The records below must be transcribed exactly. Do not include the pictures.

_GIVEN INFORMATION_:
===============

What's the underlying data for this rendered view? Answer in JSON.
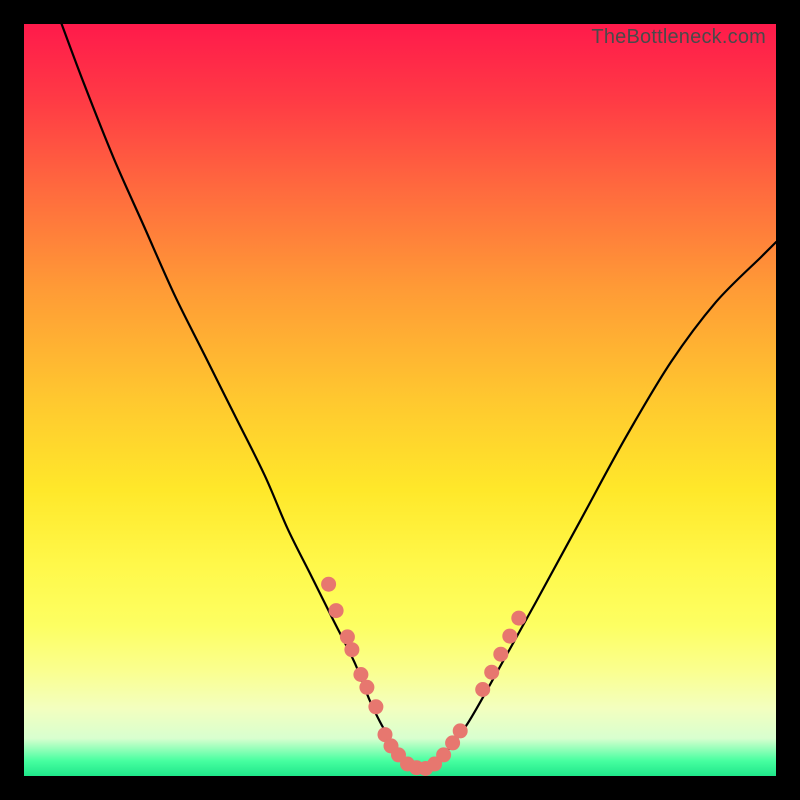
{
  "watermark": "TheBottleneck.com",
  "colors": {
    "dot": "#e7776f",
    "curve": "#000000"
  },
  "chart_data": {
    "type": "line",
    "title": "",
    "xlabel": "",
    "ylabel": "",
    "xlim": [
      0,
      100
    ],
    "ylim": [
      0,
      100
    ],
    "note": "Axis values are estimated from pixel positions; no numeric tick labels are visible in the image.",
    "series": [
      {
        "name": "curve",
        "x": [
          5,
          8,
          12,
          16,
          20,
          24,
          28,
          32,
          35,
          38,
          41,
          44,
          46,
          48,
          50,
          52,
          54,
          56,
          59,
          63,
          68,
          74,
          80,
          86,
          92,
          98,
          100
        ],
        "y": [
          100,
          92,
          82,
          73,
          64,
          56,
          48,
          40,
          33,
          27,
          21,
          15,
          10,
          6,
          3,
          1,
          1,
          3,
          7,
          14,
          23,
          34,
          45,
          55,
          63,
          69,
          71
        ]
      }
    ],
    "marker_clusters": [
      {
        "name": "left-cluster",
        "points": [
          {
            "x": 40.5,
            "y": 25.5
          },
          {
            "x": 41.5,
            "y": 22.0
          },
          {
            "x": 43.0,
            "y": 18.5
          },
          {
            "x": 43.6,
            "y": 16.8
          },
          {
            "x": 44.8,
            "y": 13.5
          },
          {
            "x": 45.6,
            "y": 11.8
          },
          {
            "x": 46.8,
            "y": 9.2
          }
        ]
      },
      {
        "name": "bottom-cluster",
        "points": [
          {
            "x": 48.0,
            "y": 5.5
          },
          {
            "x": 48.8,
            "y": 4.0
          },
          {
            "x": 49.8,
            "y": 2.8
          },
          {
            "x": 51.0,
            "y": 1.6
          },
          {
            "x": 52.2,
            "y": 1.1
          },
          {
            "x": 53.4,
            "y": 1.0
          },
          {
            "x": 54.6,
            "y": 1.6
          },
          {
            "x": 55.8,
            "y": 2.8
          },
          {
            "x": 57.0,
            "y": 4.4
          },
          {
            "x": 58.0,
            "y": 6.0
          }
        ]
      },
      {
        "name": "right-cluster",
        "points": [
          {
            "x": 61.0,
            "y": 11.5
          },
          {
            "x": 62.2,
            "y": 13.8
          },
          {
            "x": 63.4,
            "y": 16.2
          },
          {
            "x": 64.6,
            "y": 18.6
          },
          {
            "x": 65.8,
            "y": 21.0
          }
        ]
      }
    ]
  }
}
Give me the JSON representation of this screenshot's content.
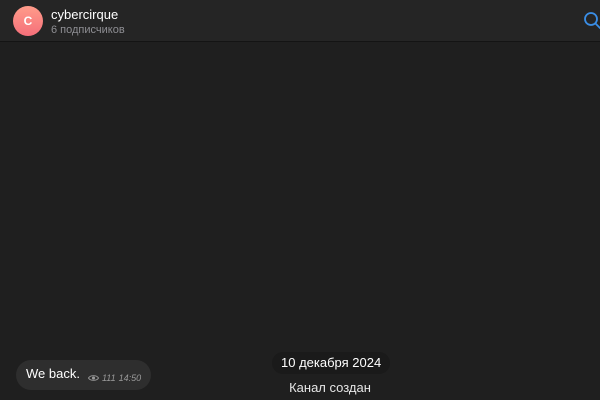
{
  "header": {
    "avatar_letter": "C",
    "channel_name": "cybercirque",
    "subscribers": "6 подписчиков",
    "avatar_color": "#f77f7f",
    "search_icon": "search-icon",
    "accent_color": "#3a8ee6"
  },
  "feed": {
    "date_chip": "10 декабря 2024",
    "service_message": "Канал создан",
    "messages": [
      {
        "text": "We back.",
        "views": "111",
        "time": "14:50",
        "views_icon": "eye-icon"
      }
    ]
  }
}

===============

_FINISHED ANSWER_:
What's the underlying data for this rendered view? Answer in JSON.
{
  "watermark": "TheBottleneck.com",
  "colors": {
    "dot": "#e7776f",
    "curve": "#000000"
  },
  "chart_data": {
    "type": "line",
    "title": "",
    "xlabel": "",
    "ylabel": "",
    "xlim": [
      0,
      100
    ],
    "ylim": [
      0,
      100
    ],
    "note": "Axis values are estimated from pixel positions; no numeric tick labels are visible in the image.",
    "series": [
      {
        "name": "curve",
        "x": [
          5,
          8,
          12,
          16,
          20,
          24,
          28,
          32,
          35,
          38,
          41,
          44,
          46,
          48,
          50,
          52,
          54,
          56,
          59,
          63,
          68,
          74,
          80,
          86,
          92,
          98,
          100
        ],
        "y": [
          100,
          92,
          82,
          73,
          64,
          56,
          48,
          40,
          33,
          27,
          21,
          15,
          10,
          6,
          3,
          1,
          1,
          3,
          7,
          14,
          23,
          34,
          45,
          55,
          63,
          69,
          71
        ]
      }
    ],
    "marker_clusters": [
      {
        "name": "left-cluster",
        "points": [
          {
            "x": 40.5,
            "y": 25.5
          },
          {
            "x": 41.5,
            "y": 22.0
          },
          {
            "x": 43.0,
            "y": 18.5
          },
          {
            "x": 43.6,
            "y": 16.8
          },
          {
            "x": 44.8,
            "y": 13.5
          },
          {
            "x": 45.6,
            "y": 11.8
          },
          {
            "x": 46.8,
            "y": 9.2
          }
        ]
      },
      {
        "name": "bottom-cluster",
        "points": [
          {
            "x": 48.0,
            "y": 5.5
          },
          {
            "x": 48.8,
            "y": 4.0
          },
          {
            "x": 49.8,
            "y": 2.8
          },
          {
            "x": 51.0,
            "y": 1.6
          },
          {
            "x": 52.2,
            "y": 1.1
          },
          {
            "x": 53.4,
            "y": 1.0
          },
          {
            "x": 54.6,
            "y": 1.6
          },
          {
            "x": 55.8,
            "y": 2.8
          },
          {
            "x": 57.0,
            "y": 4.4
          },
          {
            "x": 58.0,
            "y": 6.0
          }
        ]
      },
      {
        "name": "right-cluster",
        "points": [
          {
            "x": 61.0,
            "y": 11.5
          },
          {
            "x": 62.2,
            "y": 13.8
          },
          {
            "x": 63.4,
            "y": 16.2
          },
          {
            "x": 64.6,
            "y": 18.6
          },
          {
            "x": 65.8,
            "y": 21.0
          }
        ]
      }
    ]
  }
}
Give me the JSON representation of this screenshot's content.
{
  "header": {
    "avatar_letter": "C",
    "channel_name": "cybercirque",
    "subscribers": "6 подписчиков",
    "avatar_color": "#f77f7f",
    "search_icon": "search-icon",
    "accent_color": "#3a8ee6"
  },
  "feed": {
    "date_chip": "10 декабря 2024",
    "service_message": "Канал создан",
    "messages": [
      {
        "text": "We back.",
        "views": "111",
        "time": "14:50",
        "views_icon": "eye-icon"
      }
    ]
  }
}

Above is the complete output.